WRITTEN EXERCISE:
Each entry needs to be restated exactly as written.

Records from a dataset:
════════════════

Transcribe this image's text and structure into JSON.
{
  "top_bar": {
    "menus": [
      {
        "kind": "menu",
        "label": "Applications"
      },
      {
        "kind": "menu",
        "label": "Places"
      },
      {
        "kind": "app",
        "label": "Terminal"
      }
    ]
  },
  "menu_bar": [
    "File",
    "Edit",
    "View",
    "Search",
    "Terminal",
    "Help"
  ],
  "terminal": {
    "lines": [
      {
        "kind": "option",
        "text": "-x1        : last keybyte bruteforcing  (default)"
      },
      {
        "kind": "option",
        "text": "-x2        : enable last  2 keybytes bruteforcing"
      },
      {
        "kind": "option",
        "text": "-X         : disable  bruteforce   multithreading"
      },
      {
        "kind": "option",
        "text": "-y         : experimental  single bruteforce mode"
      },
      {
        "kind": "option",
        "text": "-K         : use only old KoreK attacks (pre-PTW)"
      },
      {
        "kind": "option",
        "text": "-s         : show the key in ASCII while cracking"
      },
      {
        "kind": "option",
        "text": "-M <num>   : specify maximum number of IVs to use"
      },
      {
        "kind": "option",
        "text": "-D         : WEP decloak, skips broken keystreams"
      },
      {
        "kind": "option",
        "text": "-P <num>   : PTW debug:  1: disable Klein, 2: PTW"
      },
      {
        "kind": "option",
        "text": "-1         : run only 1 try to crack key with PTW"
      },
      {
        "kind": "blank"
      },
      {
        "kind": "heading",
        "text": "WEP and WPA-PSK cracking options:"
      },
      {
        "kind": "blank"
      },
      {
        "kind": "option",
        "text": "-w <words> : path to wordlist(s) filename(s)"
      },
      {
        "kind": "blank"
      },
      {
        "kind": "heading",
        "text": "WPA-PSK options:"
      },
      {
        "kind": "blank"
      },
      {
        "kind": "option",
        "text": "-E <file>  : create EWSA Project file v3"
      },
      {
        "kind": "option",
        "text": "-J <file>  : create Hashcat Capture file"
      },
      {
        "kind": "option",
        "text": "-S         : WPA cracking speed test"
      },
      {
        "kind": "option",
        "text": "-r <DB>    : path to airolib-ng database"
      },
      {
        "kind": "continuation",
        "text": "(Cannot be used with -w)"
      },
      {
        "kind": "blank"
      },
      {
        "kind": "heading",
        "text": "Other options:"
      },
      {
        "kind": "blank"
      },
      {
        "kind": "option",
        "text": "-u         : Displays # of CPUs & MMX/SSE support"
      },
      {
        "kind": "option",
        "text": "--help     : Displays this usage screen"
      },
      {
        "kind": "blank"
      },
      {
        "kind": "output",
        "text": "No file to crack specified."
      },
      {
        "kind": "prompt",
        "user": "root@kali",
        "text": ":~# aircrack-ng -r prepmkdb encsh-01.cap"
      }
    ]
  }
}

════════════════

CORRECT ANSWER:
Transcribe this image's text and structure into JSON.
{
  "top_bar": {
    "menus": [
      {
        "kind": "menu",
        "label": "Applications"
      },
      {
        "kind": "menu",
        "label": "Places"
      },
      {
        "kind": "app",
        "label": "Terminal"
      }
    ]
  },
  "menu_bar": [
    "File",
    "Edit",
    "View",
    "Search",
    "Terminal",
    "Help"
  ],
  "terminal": {
    "lines": [
      {
        "kind": "option",
        "text": "-x1        : last keybyte bruteforcing  (default)"
      },
      {
        "kind": "option",
        "text": "-x2        : enable last  2 keybytes bruteforcing"
      },
      {
        "kind": "option",
        "text": "-X         : disable  bruteforce   multithreading"
      },
      {
        "kind": "option",
        "text": "-y         : experimental  single bruteforce mode"
      },
      {
        "kind": "option",
        "text": "-K         : use only old KoreK attacks (pre-PTW)"
      },
      {
        "kind": "option",
        "text": "-s         : show the key in ASCII while cracking"
      },
      {
        "kind": "option",
        "text": "-M <num>   : specify maximum number of IVs to use"
      },
      {
        "kind": "option",
        "text": "-D         : WEP decloak, skips broken keystreams"
      },
      {
        "kind": "option",
        "text": "-P <num>   : PTW debug:  1: disable Klein, 2: PTW"
      },
      {
        "kind": "option",
        "text": "-1         : run only 1 try to crack key with PTW"
      },
      {
        "kind": "blank"
      },
      {
        "kind": "heading",
        "text": "WEP and WPA-PSK cracking options:"
      },
      {
        "kind": "blank"
      },
      {
        "kind": "option",
        "text": "-w <words> : path to wordlist(s) filename(s)"
      },
      {
        "kind": "blank"
      },
      {
        "kind": "heading",
        "text": "WPA-PSK options:"
      },
      {
        "kind": "blank"
      },
      {
        "kind": "option",
        "text": "-E <file>  : create EWSA Project file v3"
      },
      {
        "kind": "option",
        "text": "-J <file>  : create Hashcat Capture file"
      },
      {
        "kind": "option",
        "text": "-S         : WPA cracking speed test"
      },
      {
        "kind": "option",
        "text": "-r <DB>    : path to airolib-ng database"
      },
      {
        "kind": "continuation",
        "text": "(Cannot be used with -w)"
      },
      {
        "kind": "blank"
      },
      {
        "kind": "heading",
        "text": "Other options:"
      },
      {
        "kind": "blank"
      },
      {
        "kind": "option",
        "text": "-u         : Displays # of CPUs & MMX/SSE support"
      },
      {
        "kind": "option",
        "text": "--help     : Displays this usage screen"
      },
      {
        "kind": "blank"
      },
      {
        "kind": "output",
        "text": "No file to crack specified."
      },
      {
        "kind": "prompt",
        "user": "root@kali",
        "text": ":~# aircrack-ng -r prepmkdb encsh-01.cap"
      }
    ]
  }
}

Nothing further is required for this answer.